The Housing Scene by by Lew Sichelman
by Lew Sichelman
The Housing Scene | January 10th, 2020

When Marilyn Wilson’s mother moved to California not too long ago, Wilson was tasked with selling her mom’s house in Buffalo, New York. She dutifully listed the house and waited for buyers to come calling.

A few days later, Wilson, a real estate consultant and managing partner of the WAV Group, went to Zillow.com to check on her listing. What she found was disconcerting.

She saw four agents mentioned as the listing agent, with her name at the bottom of the list. She called the other three, but none knew anything about the house. “All of them were from the other side of town,” she recalls. “One was 45 miles away.”

Welcome to what some call the “pay-to-play” world of Zillow, which charges agents a premium to be named on listings that are not their own. Zillow calls it the “premier broker” program, by which agents pay a fee to secure leads from people inquiring about houses in certain ZIP codes.

According to the company website, when a shopper makes an inquiry through Zillow (or the Zillow-owned site Trulia), the company confirms that the prospect is ready to speak with an agent. If so, it hands the would-be client off to the “premier” agent -- as opposed to the listing agent, who, ostensibly, anyway, knows more about the property than anyone else, save for its owner.

If the premier agent can’t arrange a showing for the home, or if the buyer doesn’t like it, the agent can take them to other houses on the market -- probably his or her own listings first. Now, the listing agent has lost a potential sale, as well as a potential new client.

On its site, Zillow claims premier agents close twice as many sales. And Matt Hendricks, director of broker relations, says it has been not only “an incredible lead generator” for the “tens of thousands” of agents who participate, but also a top revenue producer for the company.

Hendricks maintains that listing agents always pop up in the top spot, no matter how many premier agents are also listed. But the premier agents tend to have a more robust online resume than listing agents, he admits, which is likely to make them more attractive.

House shoppers are free to contact any agents associated with the listing, but consultant Wilson doesn’t like the concept. And neither do most agents who work hard to secure listings and jealously guard them.

“It can be a crapshoot,” said agent Myrl Jeffcoat of GreatWest Realty in Sacramento, California. “More than once, I have heard from buyers who thought they were contacting the listing agent ... but (actually) called someone else.”

“When buyers click on a listing, they have no idea they are not going to get the listing agent,” agreed Kat Palmiotti of Grand Lux Realty in Monroe, New York. “Sometimes they get contacted by 10 different agents. It can be frustrating to a buyer.”

Wilson called Zillow’s program “very annoying.”

——

■ **WHAT TO DO**:
Answer these questions from the column on Zillow's agent program:
1. How far away was one of the agents Wilson called?
2. What name does Zillow give its program?
3. According to Kat Palmiotti, how many agents sometimes contact a buyer?

■ **COLLECTED MATERIAL**:
——

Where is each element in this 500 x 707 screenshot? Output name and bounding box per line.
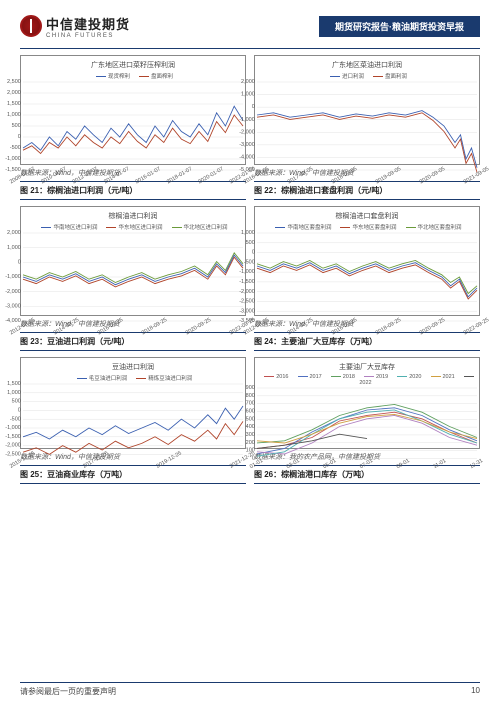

——

■ **RESULT FOR THIS TASK**:
1. 45 miles away.
2. The "premier broker" program.
3. 10 different agents.